# TASK DETAILS:
Reproduce everything in the process-improvement text from "Rework is treated" down to "the work goes.", swapping "baseline" for "benchmark".

# SOURCE PASSAGE:
## start
The aim is always capability you keep. I would rather leave your team able to run the next transformation themselves than leave behind a dependency. Standard work, the right measurement, and a team that understands why the flow is shaped the way it is — that is what makes the gain hold.

01The problem

Processes accrete. They are designed once for a smaller company and then patched, never re-engineered, until the work carries years of accumulated handoffs, approvals and rework nobody can quite justify. Transformation initiatives often make this worse — a wave of training, a certificate count, and a methodology imposed on top of the mess rather than used to remove it. The flow never actually changes.

02Signs you need this

When this is the right call.

  • 01

    Cycle times have crept up and nobody can say exactly why

  • 02

    The process carries approvals and checks no one can justify

  • 03

    A previous transformation produced certificates but no measurable change

  • 04

    Rework is treated as normal rather than as a defect to be designed out

  • 05

    You are about to automate a process you have never actually re-engineered

  • 06

    Improvements are claimed but never proven against a baseline

03The method

How the work goes.
## end
# ENTRIES:
## start
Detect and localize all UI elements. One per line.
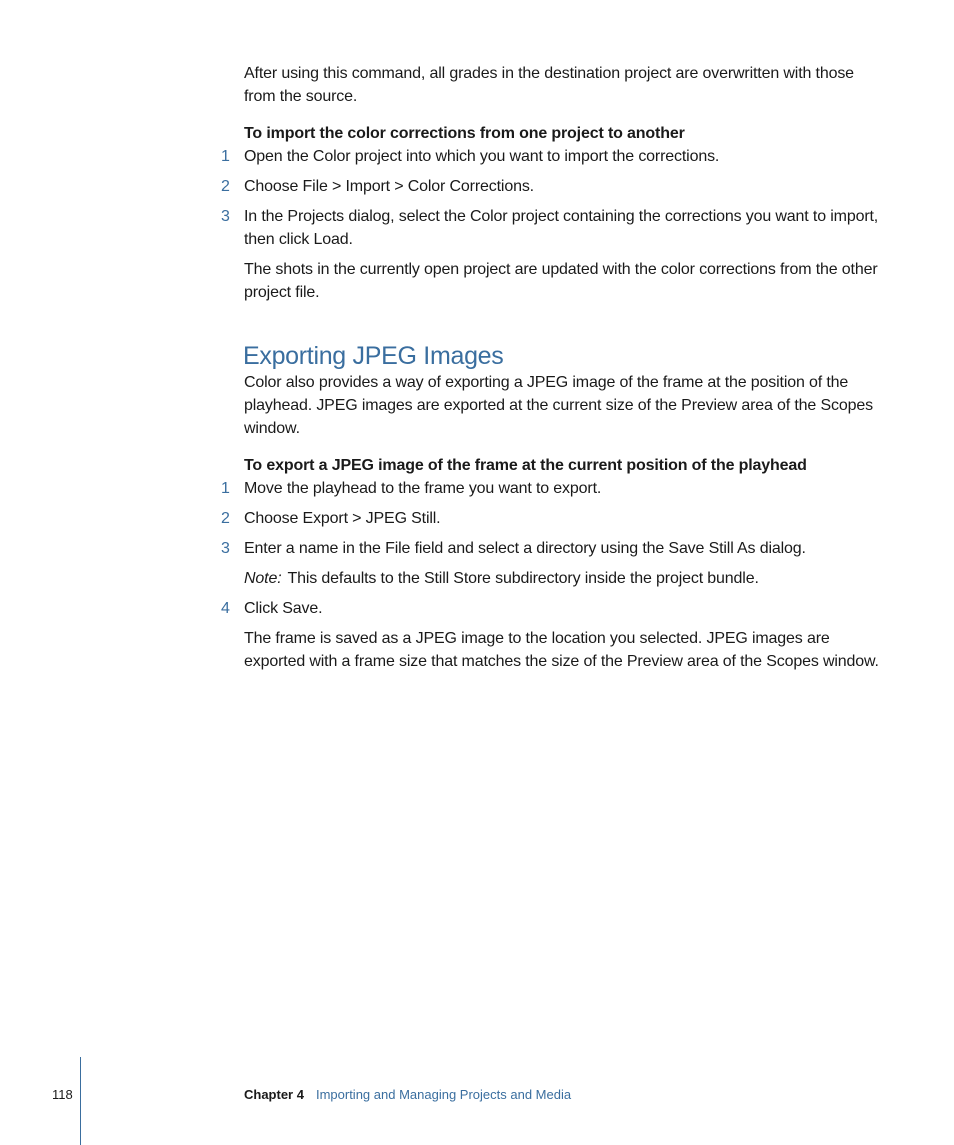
## end
## start
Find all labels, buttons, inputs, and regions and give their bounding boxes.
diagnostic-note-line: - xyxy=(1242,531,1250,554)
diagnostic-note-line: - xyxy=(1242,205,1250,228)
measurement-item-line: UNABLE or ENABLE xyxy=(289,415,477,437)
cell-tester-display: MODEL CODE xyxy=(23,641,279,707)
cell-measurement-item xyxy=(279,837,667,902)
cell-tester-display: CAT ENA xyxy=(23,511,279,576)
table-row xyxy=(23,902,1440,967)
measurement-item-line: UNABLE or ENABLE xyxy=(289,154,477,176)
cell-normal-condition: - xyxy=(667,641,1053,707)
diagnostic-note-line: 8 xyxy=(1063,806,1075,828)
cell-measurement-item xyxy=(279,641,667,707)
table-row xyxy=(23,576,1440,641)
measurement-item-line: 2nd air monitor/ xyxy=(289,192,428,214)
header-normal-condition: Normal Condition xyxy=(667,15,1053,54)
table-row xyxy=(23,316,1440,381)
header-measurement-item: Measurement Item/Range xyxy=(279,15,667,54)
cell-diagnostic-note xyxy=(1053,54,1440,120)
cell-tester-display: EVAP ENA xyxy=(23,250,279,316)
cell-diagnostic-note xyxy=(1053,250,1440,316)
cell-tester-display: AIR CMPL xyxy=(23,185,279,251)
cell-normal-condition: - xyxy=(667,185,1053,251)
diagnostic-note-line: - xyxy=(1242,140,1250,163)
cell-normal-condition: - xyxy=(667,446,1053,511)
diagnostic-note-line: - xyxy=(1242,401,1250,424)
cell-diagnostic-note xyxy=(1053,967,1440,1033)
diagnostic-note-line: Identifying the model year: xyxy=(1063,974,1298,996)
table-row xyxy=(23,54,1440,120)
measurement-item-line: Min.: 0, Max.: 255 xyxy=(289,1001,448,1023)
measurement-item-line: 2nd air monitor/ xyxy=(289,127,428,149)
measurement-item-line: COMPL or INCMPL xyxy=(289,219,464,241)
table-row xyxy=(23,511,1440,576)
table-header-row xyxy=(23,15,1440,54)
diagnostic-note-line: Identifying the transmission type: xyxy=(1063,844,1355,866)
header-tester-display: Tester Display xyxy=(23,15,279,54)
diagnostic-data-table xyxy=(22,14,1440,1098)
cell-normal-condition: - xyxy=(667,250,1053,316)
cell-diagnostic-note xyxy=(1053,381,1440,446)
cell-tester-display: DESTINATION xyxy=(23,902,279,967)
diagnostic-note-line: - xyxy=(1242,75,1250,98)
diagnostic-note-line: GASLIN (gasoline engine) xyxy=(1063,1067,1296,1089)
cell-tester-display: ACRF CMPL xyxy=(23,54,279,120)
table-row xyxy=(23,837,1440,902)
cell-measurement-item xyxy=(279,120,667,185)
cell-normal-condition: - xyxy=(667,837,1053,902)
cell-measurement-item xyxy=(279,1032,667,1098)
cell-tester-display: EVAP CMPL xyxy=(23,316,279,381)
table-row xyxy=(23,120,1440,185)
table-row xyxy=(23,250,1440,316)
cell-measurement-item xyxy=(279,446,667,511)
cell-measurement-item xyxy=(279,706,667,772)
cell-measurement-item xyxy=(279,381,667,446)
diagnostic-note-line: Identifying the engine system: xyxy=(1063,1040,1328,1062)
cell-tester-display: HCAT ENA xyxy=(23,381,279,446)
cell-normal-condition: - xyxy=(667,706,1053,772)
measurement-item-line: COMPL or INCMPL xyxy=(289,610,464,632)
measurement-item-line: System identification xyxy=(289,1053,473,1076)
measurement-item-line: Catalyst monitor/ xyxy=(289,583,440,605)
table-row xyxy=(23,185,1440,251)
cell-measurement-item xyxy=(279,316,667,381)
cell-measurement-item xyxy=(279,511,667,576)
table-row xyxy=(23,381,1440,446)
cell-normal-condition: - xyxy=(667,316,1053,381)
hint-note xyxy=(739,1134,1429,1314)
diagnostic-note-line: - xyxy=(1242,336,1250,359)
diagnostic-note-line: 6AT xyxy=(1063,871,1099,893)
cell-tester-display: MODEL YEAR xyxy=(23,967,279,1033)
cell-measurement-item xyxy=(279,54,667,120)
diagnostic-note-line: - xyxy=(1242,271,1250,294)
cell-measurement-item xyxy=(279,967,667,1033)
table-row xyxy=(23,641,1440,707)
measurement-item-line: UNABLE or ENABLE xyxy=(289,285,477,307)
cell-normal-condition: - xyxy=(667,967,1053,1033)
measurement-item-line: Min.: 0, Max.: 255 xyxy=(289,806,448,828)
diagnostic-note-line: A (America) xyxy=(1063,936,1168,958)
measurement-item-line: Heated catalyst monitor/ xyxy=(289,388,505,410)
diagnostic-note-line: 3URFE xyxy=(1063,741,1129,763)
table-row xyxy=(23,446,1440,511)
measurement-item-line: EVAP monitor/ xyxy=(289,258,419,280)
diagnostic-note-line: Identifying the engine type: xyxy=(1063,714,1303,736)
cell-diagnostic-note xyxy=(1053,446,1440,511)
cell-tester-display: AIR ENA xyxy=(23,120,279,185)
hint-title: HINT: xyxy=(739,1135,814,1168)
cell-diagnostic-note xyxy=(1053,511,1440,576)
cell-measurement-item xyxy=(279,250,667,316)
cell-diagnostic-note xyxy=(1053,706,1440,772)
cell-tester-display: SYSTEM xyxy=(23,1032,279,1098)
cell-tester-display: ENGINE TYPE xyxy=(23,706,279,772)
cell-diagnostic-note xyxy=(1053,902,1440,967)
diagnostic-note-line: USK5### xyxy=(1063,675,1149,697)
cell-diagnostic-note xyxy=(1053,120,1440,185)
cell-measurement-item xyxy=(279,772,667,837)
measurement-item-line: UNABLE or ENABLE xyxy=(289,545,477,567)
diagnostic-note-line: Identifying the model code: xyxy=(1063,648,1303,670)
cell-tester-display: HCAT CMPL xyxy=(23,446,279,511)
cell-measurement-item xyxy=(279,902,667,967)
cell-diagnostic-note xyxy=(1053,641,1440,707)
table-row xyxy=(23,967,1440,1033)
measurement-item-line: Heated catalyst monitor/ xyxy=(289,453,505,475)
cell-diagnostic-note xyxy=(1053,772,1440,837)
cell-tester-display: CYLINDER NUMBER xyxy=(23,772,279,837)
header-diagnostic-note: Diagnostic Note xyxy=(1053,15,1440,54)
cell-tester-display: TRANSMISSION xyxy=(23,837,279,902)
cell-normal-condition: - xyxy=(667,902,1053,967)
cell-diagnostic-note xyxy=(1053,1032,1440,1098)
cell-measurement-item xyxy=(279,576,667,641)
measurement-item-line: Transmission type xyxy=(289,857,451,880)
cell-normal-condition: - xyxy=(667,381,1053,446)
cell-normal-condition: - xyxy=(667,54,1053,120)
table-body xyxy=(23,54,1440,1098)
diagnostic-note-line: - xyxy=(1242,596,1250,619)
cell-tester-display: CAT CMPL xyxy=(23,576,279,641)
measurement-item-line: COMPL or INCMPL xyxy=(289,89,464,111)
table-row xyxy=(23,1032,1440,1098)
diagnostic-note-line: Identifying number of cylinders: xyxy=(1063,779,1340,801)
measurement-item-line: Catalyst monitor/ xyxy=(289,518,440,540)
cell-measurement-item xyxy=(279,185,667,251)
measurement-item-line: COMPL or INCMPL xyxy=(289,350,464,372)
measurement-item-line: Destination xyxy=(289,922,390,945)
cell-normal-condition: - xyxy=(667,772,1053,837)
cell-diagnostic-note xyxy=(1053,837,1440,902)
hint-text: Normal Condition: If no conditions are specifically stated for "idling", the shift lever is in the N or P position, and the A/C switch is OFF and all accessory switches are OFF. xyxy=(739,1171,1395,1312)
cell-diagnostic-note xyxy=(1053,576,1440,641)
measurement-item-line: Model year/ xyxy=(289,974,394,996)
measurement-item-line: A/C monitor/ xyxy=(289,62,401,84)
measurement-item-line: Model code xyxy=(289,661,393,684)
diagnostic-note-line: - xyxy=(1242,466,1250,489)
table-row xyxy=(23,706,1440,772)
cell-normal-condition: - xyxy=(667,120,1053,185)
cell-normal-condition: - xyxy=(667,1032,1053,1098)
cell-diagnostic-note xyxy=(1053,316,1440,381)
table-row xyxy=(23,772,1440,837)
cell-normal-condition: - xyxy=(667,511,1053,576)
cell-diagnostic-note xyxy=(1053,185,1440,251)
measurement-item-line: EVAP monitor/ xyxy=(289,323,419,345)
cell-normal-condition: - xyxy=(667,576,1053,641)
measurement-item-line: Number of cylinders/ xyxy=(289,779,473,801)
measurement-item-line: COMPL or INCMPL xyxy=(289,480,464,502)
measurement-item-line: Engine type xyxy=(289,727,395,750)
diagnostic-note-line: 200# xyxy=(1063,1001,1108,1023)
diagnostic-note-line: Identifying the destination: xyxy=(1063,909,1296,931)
## end
## start
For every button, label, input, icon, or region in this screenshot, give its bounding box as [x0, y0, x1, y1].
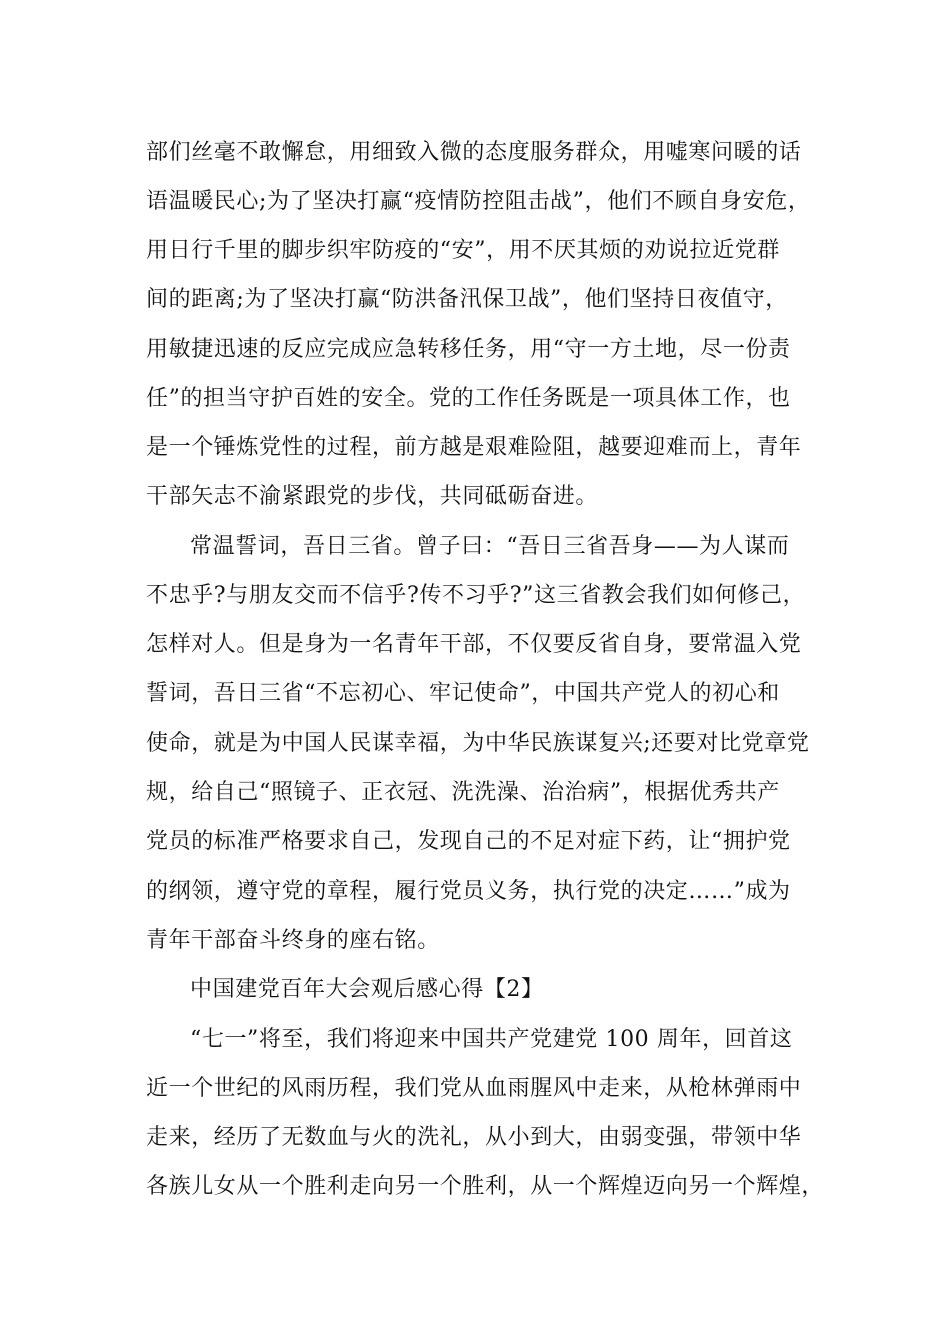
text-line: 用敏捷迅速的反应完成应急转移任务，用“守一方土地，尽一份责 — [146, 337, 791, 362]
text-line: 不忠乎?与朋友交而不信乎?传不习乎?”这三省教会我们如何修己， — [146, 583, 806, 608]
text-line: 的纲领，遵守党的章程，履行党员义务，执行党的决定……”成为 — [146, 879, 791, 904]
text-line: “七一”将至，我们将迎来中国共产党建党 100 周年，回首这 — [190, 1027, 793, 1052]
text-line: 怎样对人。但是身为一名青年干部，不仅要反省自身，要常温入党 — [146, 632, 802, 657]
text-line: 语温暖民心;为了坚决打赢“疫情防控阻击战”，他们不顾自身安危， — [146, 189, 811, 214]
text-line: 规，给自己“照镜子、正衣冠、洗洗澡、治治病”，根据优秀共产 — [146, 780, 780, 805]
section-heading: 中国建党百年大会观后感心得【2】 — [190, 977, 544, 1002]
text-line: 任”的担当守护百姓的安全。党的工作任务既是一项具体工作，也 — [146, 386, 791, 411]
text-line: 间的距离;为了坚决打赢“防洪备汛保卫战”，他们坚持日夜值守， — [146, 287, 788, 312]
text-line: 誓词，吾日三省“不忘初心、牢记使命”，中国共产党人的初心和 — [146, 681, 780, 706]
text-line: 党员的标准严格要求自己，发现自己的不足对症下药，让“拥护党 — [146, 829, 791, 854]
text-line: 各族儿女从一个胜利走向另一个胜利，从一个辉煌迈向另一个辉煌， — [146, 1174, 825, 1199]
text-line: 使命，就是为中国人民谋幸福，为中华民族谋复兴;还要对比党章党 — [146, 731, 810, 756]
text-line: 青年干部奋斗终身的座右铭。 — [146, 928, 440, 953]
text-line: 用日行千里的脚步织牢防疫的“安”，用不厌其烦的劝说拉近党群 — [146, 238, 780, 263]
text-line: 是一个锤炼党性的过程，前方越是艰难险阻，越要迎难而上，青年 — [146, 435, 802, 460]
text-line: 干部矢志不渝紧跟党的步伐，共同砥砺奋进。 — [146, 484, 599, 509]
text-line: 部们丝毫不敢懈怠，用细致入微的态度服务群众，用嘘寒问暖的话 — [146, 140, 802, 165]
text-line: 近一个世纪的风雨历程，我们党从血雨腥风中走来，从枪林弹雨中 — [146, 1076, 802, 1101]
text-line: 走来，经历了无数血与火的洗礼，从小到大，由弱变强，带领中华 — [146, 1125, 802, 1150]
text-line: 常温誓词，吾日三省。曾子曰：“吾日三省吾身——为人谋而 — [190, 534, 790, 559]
## end
# SOLUTION FOR THIS TASK:
Rework is treated as normal rather than as a defect to be designed out

  • 05

    You are about to automate a process you have never actually re-engineered

  • 06

    Improvements are claimed but never proven against a benchmark

03The method

How the work goes.